## EXERCISE MATERIAL
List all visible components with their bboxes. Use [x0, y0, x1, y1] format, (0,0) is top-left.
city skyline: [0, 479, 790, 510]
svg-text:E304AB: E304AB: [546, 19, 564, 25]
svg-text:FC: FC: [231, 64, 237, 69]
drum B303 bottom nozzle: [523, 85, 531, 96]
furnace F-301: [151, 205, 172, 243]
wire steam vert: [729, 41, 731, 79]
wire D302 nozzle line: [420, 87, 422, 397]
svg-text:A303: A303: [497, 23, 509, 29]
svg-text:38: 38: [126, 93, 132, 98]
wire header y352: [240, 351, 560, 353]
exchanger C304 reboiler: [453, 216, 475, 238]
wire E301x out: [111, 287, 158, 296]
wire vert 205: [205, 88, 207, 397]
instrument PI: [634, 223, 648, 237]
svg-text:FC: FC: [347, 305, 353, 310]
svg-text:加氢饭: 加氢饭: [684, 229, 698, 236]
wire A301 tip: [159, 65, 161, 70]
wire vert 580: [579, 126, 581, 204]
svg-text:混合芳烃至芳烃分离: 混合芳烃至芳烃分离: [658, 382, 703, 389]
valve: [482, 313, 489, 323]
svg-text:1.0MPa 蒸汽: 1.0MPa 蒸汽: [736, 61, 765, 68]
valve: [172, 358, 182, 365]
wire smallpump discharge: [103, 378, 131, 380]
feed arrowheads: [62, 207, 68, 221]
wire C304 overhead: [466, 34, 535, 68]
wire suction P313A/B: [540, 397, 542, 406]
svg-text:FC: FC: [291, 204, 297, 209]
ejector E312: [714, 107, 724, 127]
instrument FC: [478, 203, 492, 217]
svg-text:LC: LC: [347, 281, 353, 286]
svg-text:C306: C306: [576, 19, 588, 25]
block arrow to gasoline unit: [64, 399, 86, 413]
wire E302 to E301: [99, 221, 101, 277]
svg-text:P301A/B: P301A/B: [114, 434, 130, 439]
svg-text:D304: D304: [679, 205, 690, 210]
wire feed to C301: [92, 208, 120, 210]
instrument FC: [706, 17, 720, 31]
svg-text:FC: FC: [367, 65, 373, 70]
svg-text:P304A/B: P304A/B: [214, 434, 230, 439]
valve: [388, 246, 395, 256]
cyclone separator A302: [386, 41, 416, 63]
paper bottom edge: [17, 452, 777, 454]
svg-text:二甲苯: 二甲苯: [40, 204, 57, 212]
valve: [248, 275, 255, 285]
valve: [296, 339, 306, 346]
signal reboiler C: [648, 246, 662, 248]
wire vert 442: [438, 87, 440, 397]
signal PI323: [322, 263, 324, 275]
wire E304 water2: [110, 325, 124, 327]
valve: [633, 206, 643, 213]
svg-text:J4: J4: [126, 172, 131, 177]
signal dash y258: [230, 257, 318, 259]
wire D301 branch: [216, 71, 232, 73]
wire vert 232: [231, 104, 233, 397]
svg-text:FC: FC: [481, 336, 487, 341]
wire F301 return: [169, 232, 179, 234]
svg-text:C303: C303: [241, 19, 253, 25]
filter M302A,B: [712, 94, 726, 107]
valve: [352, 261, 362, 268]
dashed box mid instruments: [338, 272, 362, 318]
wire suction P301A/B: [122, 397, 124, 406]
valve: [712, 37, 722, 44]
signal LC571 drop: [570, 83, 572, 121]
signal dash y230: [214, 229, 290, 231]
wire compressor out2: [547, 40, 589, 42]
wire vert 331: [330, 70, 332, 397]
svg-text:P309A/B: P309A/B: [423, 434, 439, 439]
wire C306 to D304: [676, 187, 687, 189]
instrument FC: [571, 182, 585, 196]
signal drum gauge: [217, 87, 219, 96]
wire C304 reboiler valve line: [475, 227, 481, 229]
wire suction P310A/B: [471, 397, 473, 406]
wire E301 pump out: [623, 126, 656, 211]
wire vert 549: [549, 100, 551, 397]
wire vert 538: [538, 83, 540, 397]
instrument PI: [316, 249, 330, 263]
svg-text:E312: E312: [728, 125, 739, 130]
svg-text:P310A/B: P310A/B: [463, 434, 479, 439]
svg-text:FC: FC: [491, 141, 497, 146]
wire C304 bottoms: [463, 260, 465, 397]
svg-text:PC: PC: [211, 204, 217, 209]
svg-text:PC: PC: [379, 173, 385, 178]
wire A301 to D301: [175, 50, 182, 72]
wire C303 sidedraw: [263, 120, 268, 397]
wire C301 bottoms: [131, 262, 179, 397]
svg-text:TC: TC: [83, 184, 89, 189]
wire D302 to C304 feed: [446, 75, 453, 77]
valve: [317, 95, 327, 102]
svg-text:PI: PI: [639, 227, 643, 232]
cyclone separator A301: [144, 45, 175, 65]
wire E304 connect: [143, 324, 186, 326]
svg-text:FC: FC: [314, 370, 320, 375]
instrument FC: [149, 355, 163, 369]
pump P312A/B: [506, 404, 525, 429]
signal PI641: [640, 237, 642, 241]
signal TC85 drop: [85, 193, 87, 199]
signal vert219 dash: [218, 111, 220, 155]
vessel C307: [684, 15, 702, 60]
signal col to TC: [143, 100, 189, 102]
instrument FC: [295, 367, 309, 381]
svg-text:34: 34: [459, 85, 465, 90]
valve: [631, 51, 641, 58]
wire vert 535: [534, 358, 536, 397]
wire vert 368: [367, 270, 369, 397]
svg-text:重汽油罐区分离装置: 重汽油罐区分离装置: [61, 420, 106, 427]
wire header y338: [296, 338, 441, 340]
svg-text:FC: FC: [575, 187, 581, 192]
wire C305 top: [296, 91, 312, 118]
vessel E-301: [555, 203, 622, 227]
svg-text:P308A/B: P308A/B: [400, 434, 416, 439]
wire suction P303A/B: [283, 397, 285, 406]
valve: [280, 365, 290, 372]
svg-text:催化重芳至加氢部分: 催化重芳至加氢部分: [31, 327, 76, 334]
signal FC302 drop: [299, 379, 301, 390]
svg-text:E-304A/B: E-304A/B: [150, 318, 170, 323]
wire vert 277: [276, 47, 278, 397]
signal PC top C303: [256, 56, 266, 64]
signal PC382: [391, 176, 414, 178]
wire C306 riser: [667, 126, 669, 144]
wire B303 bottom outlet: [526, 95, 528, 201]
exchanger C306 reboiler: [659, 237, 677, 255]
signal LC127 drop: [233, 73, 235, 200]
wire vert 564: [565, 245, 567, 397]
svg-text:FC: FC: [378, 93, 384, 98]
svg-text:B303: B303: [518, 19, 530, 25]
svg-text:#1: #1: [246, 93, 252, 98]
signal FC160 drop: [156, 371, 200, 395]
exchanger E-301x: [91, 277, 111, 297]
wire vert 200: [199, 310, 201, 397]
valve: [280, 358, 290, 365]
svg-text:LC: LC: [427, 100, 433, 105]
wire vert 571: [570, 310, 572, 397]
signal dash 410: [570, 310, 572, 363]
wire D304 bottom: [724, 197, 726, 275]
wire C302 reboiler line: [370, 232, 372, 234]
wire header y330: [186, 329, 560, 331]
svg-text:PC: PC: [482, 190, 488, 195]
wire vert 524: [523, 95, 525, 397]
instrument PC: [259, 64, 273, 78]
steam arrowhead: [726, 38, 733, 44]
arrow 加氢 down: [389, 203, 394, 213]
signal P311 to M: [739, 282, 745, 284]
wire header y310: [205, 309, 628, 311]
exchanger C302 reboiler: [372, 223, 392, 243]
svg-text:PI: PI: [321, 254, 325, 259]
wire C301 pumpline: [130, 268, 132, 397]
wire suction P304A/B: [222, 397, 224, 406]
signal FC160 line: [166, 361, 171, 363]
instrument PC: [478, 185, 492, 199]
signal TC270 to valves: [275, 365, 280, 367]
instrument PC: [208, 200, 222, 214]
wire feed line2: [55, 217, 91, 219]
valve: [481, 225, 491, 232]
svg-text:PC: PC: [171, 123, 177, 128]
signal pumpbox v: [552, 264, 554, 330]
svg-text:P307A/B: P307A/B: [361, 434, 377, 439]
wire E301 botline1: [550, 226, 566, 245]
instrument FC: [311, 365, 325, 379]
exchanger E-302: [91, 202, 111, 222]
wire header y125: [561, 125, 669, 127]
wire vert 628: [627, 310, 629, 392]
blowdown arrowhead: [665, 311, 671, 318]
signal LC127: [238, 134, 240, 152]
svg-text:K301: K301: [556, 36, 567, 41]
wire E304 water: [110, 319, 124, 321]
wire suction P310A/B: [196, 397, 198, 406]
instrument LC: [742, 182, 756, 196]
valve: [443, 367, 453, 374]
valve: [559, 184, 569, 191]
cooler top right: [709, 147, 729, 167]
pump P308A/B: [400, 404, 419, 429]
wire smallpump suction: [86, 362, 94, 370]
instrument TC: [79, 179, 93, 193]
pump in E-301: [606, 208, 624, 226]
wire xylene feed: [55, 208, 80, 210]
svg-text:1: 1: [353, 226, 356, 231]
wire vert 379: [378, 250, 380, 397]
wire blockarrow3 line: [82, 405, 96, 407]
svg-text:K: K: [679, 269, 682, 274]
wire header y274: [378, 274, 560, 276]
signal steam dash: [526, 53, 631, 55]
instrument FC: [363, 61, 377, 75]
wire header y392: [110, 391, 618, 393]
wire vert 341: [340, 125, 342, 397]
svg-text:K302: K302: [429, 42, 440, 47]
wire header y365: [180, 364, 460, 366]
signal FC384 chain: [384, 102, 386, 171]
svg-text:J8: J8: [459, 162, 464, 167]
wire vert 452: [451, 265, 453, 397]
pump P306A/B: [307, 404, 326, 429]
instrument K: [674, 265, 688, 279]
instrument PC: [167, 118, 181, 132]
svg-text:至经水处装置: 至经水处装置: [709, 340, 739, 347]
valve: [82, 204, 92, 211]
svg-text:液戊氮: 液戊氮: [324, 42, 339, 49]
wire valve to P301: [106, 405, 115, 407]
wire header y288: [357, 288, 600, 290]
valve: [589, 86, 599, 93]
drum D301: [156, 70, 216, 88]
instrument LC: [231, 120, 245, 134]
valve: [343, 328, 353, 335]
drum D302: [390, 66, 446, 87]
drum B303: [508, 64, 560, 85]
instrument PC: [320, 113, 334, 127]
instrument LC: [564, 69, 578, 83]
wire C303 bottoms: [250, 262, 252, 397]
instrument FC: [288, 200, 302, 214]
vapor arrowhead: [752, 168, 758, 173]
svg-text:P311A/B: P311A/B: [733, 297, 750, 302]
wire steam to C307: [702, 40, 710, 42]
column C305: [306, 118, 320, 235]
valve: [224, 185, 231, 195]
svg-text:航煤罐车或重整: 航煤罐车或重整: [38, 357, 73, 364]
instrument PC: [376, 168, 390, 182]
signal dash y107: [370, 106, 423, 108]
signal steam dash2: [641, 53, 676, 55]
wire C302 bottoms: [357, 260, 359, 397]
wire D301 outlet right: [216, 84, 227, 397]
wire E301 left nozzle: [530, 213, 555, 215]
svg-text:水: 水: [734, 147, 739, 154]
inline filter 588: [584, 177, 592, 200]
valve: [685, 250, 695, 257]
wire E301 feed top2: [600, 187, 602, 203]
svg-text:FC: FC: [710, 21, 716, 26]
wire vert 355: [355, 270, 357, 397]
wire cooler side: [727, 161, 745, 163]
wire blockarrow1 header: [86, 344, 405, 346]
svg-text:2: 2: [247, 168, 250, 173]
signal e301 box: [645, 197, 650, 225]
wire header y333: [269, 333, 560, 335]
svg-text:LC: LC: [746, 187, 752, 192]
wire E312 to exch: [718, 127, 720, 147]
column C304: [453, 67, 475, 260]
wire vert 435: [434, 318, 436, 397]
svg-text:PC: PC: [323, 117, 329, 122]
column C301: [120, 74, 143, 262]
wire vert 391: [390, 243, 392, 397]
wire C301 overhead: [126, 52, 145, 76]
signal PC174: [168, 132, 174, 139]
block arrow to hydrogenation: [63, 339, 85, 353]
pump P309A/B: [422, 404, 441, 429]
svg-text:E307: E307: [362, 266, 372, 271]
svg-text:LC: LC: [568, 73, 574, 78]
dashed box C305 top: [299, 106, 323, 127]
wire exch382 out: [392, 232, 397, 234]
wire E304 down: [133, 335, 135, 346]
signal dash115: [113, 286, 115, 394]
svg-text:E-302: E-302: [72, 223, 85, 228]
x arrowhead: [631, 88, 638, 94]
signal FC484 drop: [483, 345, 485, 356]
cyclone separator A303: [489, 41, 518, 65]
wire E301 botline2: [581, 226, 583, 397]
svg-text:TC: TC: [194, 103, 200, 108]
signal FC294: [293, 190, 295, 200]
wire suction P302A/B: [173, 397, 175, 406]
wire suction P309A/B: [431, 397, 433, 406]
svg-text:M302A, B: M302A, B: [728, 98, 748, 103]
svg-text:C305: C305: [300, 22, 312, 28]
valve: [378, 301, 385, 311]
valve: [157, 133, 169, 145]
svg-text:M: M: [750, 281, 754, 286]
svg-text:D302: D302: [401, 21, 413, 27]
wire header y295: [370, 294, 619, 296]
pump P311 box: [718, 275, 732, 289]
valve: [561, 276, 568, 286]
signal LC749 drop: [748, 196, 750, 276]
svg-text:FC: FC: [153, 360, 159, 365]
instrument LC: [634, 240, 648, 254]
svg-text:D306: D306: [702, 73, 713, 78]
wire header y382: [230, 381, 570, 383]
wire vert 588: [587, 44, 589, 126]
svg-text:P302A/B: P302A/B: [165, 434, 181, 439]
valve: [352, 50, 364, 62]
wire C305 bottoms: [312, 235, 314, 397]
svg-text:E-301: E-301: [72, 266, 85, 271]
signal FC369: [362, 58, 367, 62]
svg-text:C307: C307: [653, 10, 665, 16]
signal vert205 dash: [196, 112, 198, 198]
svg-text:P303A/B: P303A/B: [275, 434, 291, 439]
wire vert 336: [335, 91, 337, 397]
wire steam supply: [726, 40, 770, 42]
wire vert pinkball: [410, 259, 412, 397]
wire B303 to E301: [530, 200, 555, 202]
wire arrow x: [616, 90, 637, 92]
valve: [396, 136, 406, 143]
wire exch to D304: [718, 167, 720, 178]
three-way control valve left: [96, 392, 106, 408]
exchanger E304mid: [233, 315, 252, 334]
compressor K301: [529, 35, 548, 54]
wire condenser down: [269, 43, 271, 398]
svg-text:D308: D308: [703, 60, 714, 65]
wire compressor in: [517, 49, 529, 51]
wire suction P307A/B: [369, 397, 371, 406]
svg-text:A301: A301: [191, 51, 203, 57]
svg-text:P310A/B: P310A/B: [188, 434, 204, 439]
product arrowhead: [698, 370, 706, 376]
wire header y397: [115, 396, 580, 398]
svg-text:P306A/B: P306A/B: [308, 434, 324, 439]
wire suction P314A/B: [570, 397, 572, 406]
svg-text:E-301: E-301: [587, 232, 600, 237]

## WHAT THIS TASK INVOLVES
Copy the records word for word, from the first line through the line containing "svg-text:P304A/B: P304A/B: [214, 434, 230, 439]", including both of those lines.

## FINAL RESULT
List all visible components with their bboxes. Use [x0, y0, x1, y1] format, (0,0) is top-left.
city skyline: [0, 479, 790, 510]
svg-text:E304AB: E304AB: [546, 19, 564, 25]
svg-text:FC: FC: [231, 64, 237, 69]
drum B303 bottom nozzle: [523, 85, 531, 96]
furnace F-301: [151, 205, 172, 243]
wire steam vert: [729, 41, 731, 79]
wire D302 nozzle line: [420, 87, 422, 397]
svg-text:A303: A303: [497, 23, 509, 29]
svg-text:38: 38: [126, 93, 132, 98]
wire header y352: [240, 351, 560, 353]
exchanger C304 reboiler: [453, 216, 475, 238]
wire E301x out: [111, 287, 158, 296]
wire vert 205: [205, 88, 207, 397]
instrument PI: [634, 223, 648, 237]
svg-text:FC: FC: [347, 305, 353, 310]
svg-text:加氢饭: 加氢饭: [684, 229, 698, 236]
wire A301 tip: [159, 65, 161, 70]
wire vert 580: [579, 126, 581, 204]
svg-text:混合芳烃至芳烃分离: 混合芳烃至芳烃分离: [658, 382, 703, 389]
valve: [482, 313, 489, 323]
svg-text:1.0MPa 蒸汽: 1.0MPa 蒸汽: [736, 61, 765, 68]
valve: [172, 358, 182, 365]
wire smallpump discharge: [103, 378, 131, 380]
feed arrowheads: [62, 207, 68, 221]
wire C304 overhead: [466, 34, 535, 68]
wire suction P313A/B: [540, 397, 542, 406]
svg-text:FC: FC: [291, 204, 297, 209]
ejector E312: [714, 107, 724, 127]
instrument FC: [478, 203, 492, 217]
svg-text:LC: LC: [347, 281, 353, 286]
svg-text:C306: C306: [576, 19, 588, 25]
block arrow to gasoline unit: [64, 399, 86, 413]
wire E302 to E301: [99, 221, 101, 277]
svg-text:P301A/B: P301A/B: [114, 434, 130, 439]
svg-text:D304: D304: [679, 205, 690, 210]
wire feed to C301: [92, 208, 120, 210]
instrument FC: [706, 17, 720, 31]
svg-text:FC: FC: [367, 65, 373, 70]
svg-text:P304A/B: P304A/B: [214, 434, 230, 439]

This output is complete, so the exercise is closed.